[Requirements]
Skip any picture you find and retype all the remaining lines exactly.
--- Data supplied ---
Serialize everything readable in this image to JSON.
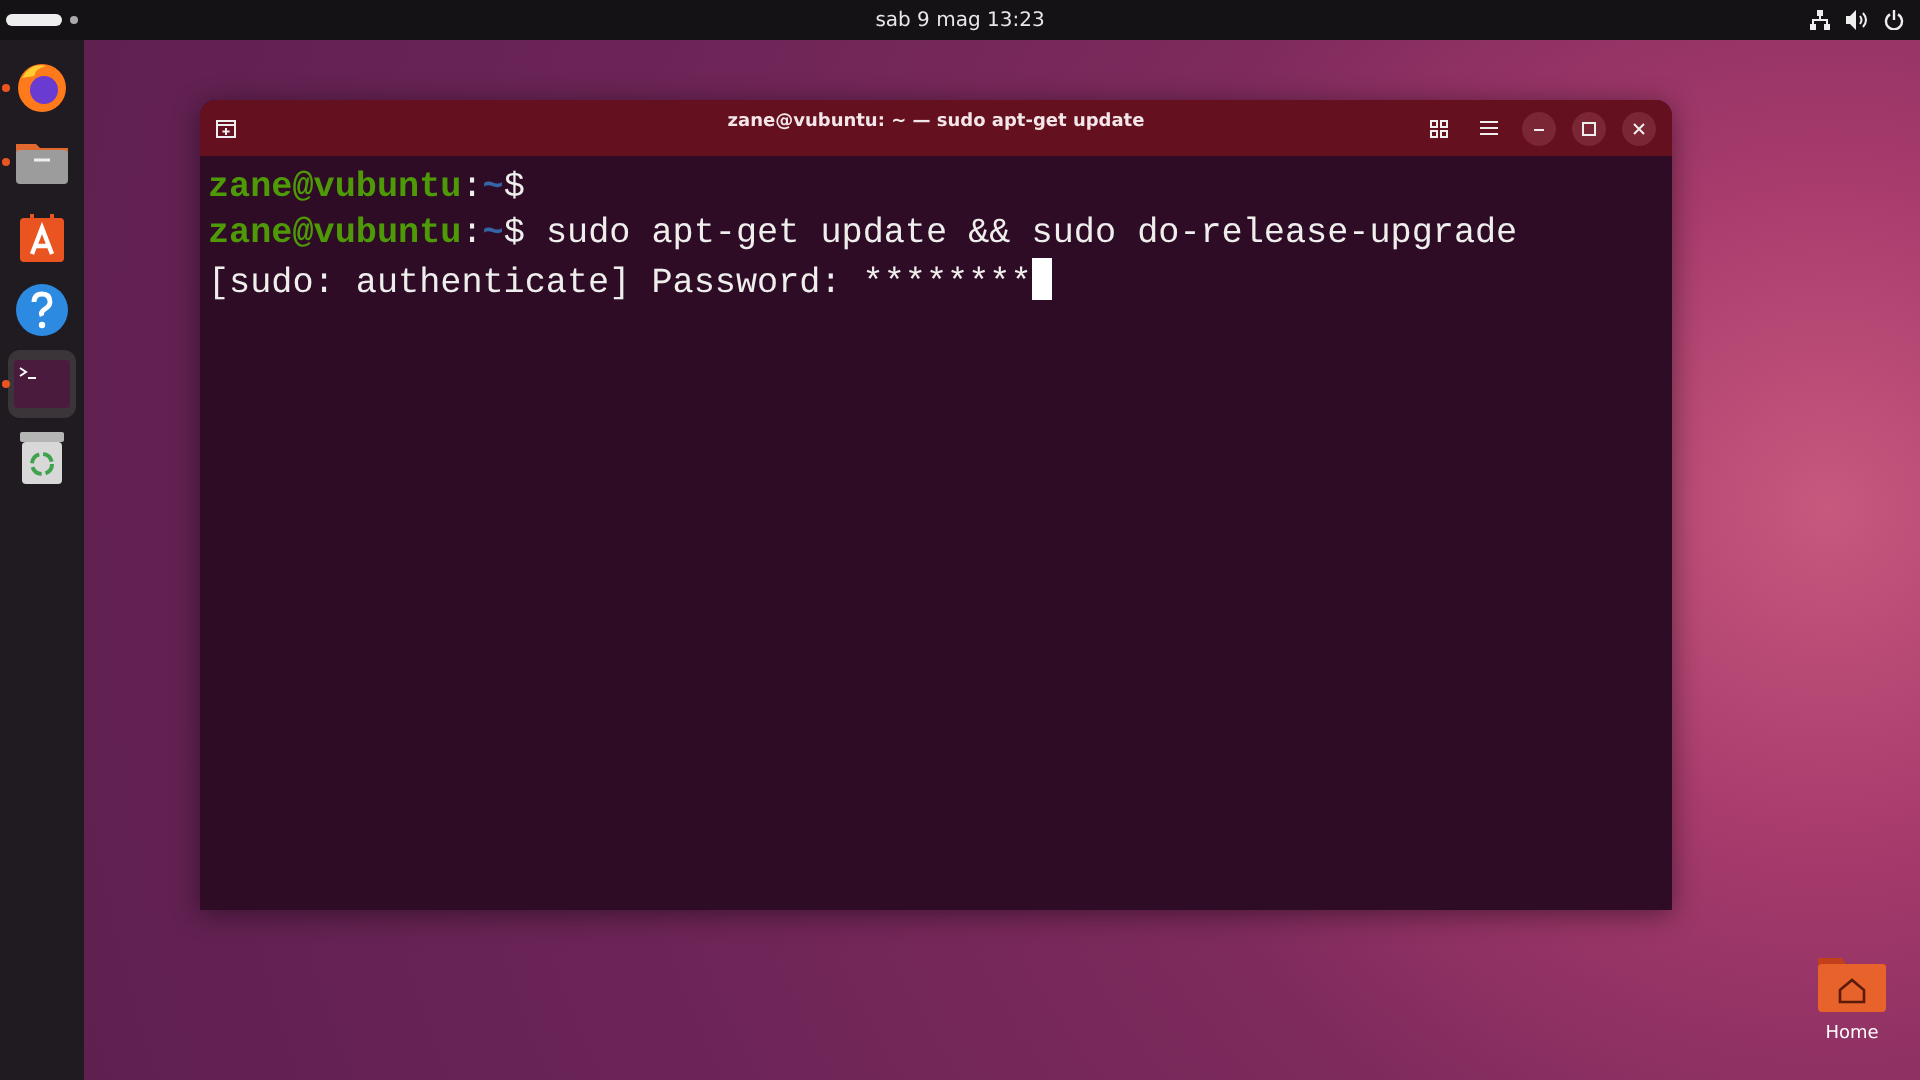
{
  "top_bar": {
    "clock": "sab 9 mag  13:23"
  },
  "dock": {
    "apps": [
      {
        "kind": "browser",
        "running": true,
        "selected": false
      },
      {
        "kind": "files",
        "running": true,
        "selected": false
      },
      {
        "kind": "store",
        "running": false,
        "selected": false
      },
      {
        "kind": "help",
        "running": false,
        "selected": false
      },
      {
        "kind": "terminal",
        "running": true,
        "selected": true
      },
      {
        "kind": "trash",
        "running": false,
        "selected": false
      }
    ]
  },
  "terminal": {
    "title": "zane@vubuntu: ~ — sudo apt-get update",
    "lines": [
      {
        "kind": "prompt",
        "user": "zane@vubuntu",
        "separator": ":",
        "path": "~",
        "symbol": "$"
      },
      {
        "kind": "prompt",
        "user": "zane@vubuntu",
        "separator": ":",
        "path": "~",
        "symbol": "$",
        "command": " sudo apt-get update && sudo do-release-upgrade"
      },
      {
        "kind": "output",
        "text": "[sudo: authenticate] Password: ********",
        "cursor": true
      }
    ]
  },
  "desktop_icons": [
    {
      "label": "Home"
    }
  ]
}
---
[Completed task]
Serialize everything readable in this image to JSON.
{
  "top_bar": {
    "clock": "sab 9 mag  13:23"
  },
  "dock": {
    "apps": [
      {
        "kind": "browser",
        "running": true,
        "selected": false
      },
      {
        "kind": "files",
        "running": true,
        "selected": false
      },
      {
        "kind": "store",
        "running": false,
        "selected": false
      },
      {
        "kind": "help",
        "running": false,
        "selected": false
      },
      {
        "kind": "terminal",
        "running": true,
        "selected": true
      },
      {
        "kind": "trash",
        "running": false,
        "selected": false
      }
    ]
  },
  "terminal": {
    "title": "zane@vubuntu: ~ — sudo apt-get update",
    "lines": [
      {
        "kind": "prompt",
        "user": "zane@vubuntu",
        "separator": ":",
        "path": "~",
        "symbol": "$"
      },
      {
        "kind": "prompt",
        "user": "zane@vubuntu",
        "separator": ":",
        "path": "~",
        "symbol": "$",
        "command": " sudo apt-get update && sudo do-release-upgrade"
      },
      {
        "kind": "output",
        "text": "[sudo: authenticate] Password: ********",
        "cursor": true
      }
    ]
  },
  "desktop_icons": [
    {
      "label": "Home"
    }
  ]
}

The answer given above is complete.